__The request__: Repeat exactly, and only, the lines from the one holding "Transcribe the text in this document." through the last line of the records below.

━━━━━━━━━━━━━━━━

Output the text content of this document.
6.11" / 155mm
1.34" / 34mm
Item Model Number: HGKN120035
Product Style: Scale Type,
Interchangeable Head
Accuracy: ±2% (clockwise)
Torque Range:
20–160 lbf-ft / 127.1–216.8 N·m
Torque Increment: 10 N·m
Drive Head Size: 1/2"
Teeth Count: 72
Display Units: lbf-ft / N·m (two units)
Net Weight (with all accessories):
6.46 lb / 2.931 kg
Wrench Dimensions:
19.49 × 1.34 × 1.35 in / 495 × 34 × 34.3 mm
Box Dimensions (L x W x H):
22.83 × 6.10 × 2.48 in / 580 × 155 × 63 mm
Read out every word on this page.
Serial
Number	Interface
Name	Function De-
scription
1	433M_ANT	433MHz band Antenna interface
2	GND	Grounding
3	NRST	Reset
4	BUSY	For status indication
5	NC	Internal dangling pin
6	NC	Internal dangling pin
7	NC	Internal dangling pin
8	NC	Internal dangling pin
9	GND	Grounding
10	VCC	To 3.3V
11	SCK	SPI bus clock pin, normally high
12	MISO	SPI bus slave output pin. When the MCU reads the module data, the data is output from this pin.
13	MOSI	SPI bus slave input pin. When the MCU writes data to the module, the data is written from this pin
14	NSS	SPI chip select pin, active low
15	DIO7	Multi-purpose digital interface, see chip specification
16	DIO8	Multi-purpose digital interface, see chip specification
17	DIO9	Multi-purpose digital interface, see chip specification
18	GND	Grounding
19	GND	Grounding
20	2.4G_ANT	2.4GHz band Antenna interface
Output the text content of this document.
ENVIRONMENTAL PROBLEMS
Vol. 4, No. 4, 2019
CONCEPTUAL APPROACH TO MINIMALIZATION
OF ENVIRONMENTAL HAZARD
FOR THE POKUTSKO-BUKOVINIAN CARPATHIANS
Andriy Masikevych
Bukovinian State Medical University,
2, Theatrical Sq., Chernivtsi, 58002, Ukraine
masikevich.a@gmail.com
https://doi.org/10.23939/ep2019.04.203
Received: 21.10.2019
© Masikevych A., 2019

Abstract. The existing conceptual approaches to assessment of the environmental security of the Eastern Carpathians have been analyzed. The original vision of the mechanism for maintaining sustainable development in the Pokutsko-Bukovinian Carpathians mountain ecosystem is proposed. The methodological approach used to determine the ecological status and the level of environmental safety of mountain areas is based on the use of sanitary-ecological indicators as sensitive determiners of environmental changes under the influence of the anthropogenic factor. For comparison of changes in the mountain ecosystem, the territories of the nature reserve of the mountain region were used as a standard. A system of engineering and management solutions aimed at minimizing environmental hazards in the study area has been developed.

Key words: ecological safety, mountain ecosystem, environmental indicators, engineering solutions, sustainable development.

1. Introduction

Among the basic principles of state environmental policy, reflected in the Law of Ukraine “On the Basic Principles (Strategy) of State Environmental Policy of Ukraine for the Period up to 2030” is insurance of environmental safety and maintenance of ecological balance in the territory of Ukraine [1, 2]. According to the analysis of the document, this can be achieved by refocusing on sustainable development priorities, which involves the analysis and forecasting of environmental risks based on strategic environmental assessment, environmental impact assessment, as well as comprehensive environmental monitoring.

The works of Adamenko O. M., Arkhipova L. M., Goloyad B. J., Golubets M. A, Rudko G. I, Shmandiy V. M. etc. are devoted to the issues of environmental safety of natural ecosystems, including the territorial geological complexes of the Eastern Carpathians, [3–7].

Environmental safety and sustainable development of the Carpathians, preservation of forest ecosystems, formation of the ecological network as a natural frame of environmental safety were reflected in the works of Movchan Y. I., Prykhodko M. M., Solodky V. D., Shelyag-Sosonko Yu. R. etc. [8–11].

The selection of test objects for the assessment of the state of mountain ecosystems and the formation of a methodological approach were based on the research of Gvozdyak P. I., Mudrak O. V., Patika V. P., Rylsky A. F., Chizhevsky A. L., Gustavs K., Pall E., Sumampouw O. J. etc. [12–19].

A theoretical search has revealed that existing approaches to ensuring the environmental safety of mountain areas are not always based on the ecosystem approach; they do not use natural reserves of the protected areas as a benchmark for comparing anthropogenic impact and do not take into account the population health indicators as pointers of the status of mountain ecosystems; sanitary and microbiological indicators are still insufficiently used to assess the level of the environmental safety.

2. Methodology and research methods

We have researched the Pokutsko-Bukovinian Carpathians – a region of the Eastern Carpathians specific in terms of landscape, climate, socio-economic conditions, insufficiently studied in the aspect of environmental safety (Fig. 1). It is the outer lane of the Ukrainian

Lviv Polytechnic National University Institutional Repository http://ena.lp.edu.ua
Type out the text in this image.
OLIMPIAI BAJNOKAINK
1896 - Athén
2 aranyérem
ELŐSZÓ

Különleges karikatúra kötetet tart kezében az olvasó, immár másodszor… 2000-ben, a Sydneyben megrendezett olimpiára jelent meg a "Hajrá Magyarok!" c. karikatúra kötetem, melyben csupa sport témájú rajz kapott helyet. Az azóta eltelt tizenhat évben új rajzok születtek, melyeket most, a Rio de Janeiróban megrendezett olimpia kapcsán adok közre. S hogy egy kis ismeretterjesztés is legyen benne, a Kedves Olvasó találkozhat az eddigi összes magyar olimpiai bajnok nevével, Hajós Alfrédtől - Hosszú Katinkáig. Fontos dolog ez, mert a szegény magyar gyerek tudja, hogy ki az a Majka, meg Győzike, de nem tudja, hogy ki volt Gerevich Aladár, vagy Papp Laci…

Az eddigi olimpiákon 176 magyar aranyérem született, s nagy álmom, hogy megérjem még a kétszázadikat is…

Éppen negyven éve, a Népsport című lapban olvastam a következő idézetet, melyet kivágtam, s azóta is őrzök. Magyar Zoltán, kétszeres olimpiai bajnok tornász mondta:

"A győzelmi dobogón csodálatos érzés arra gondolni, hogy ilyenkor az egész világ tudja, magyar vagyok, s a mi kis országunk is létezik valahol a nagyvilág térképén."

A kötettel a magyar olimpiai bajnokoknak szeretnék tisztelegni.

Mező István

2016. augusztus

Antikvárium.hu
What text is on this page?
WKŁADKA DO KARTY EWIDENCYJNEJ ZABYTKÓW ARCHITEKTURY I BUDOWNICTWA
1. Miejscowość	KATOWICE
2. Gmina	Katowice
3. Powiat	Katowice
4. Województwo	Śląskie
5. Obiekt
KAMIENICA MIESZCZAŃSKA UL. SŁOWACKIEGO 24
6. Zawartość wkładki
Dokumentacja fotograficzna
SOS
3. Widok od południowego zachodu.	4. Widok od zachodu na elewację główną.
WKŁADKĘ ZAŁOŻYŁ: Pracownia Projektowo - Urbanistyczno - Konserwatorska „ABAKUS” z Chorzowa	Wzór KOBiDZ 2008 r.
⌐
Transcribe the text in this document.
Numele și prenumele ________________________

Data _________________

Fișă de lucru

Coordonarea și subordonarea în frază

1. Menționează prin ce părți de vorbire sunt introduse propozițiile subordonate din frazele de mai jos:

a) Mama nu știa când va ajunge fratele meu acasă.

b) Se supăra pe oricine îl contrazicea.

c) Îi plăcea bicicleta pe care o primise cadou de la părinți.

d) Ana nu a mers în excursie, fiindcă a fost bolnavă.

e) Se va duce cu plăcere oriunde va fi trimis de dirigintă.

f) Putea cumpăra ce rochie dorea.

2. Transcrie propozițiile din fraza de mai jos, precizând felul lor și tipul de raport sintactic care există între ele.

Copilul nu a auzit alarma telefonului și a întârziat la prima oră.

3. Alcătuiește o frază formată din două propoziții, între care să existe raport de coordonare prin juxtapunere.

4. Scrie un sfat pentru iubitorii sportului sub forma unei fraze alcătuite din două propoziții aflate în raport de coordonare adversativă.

━━━━━━━━━━━━━━━━

__Completed exercise__:
Transcribe the text in this document.
Numele și prenumele ________________________

Data _________________

Fișă de lucru

Coordonarea și subordonarea în frază

1. Menționează prin ce părți de vorbire sunt introduse propozițiile subordonate din frazele de mai jos:

a) Mama nu știa când va ajunge fratele meu acasă.

b) Se supăra pe oricine îl contrazicea.

c) Îi plăcea bicicleta pe care o primise cadou de la părinți.

d) Ana nu a mers în excursie, fiindcă a fost bolnavă.

e) Se va duce cu plăcere oriunde va fi trimis de dirigintă.

f) Putea cumpăra ce rochie dorea.

2. Transcrie propozițiile din fraza de mai jos, precizând felul lor și tipul de raport sintactic care există între ele.

Copilul nu a auzit alarma telefonului și a întârziat la prima oră.

3. Alcătuiește o frază formată din două propoziții, între care să existe raport de coordonare prin juxtapunere.

4. Scrie un sfat pentru iubitorii sportului sub forma unei fraze alcătuite din două propoziții aflate în raport de coordonare adversativă.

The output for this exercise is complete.